[[ Source document, beginning ]]

Eternals Box Office Sees Marvel’s Lowest Opening Since Ant-Man in 2015

In fact, even with its soft premiere, Eternals is still the fourth highest North American opening of 2021, with two of the other three films above it also being Marvel products. Nonetheless, when the highest debut of the pandemic is currently a non-Marvel superhero movie called Venom: Let There Be Carnage, it’s easy to imagine someone is grimacing within the bowels of the Walt Disney Company.

The debut also comes at what is increasingly feeling like a crossroads for the Marvel Studios assembly line. As Phase 4 began in earnest in 2021—and after the pandemic caused the most popular franchise in the world to take a year off—the company had finally achieved its goal of having four films out in a single calendar year, as well as five Disney+ television series when you count the animated What If… ? and this month’s forthcoming Hawkeye. Some might think Marvel would thus be nearing a saturation point, yet the studio has managed to keep its popularity high. Their movies remain the most reliable thing at the cinema during the pandemic, and the company has successfully launched genuine “water cooler” TV shows, most notably WandaVision and Loki.

[[ Source document, end ]]
[[ Data, beginning ]]

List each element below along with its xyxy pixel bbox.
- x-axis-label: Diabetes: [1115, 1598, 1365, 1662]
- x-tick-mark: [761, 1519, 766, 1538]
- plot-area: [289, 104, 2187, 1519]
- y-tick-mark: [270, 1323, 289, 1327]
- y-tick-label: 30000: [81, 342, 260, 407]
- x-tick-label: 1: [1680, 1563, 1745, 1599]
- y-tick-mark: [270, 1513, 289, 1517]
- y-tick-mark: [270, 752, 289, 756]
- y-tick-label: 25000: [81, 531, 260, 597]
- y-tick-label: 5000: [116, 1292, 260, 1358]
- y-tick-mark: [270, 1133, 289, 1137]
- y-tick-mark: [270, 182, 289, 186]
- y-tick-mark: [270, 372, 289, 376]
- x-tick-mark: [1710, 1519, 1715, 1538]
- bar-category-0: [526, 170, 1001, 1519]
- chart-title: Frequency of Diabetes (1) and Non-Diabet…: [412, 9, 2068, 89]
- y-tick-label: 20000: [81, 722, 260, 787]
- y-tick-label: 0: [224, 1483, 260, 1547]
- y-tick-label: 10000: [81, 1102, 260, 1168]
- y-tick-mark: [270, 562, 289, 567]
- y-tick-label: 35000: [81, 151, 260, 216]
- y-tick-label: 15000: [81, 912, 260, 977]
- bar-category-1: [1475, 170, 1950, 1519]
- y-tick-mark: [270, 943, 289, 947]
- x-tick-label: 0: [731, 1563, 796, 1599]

[[ Data, end ]]

Aim of the exercise: Reproduce the entire Eternals box office article above word for word.

Task response:
Eternals Box Office Sees Marvel’s Lowest Opening Since Ant-Man in 2015

In fact, even with its soft premiere, Eternals is still the fourth highest North American opening of 2021, with two of the other three films above it also being Marvel products. Nonetheless, when the highest debut of the pandemic is currently a non-Marvel superhero movie called Venom: Let There Be Carnage, it’s easy to imagine someone is grimacing within the bowels of the Walt Disney Company.

The debut also comes at what is increasingly feeling like a crossroads for the Marvel Studios assembly line. As Phase 4 began in earnest in 2021—and after the pandemic caused the most popular franchise in the world to take a year off—the company had finally achieved its goal of having four films out in a single calendar year, as well as five Disney+ television series when you count the animated What If… ? and this month’s forthcoming Hawkeye. Some might think Marvel would thus be nearing a saturation point, yet the studio has managed to keep its popularity high. Their movies remain the most reliable thing at the cinema during the pandemic, and the company has successfully launched genuine “water cooler” TV shows, most notably WandaVision and Loki.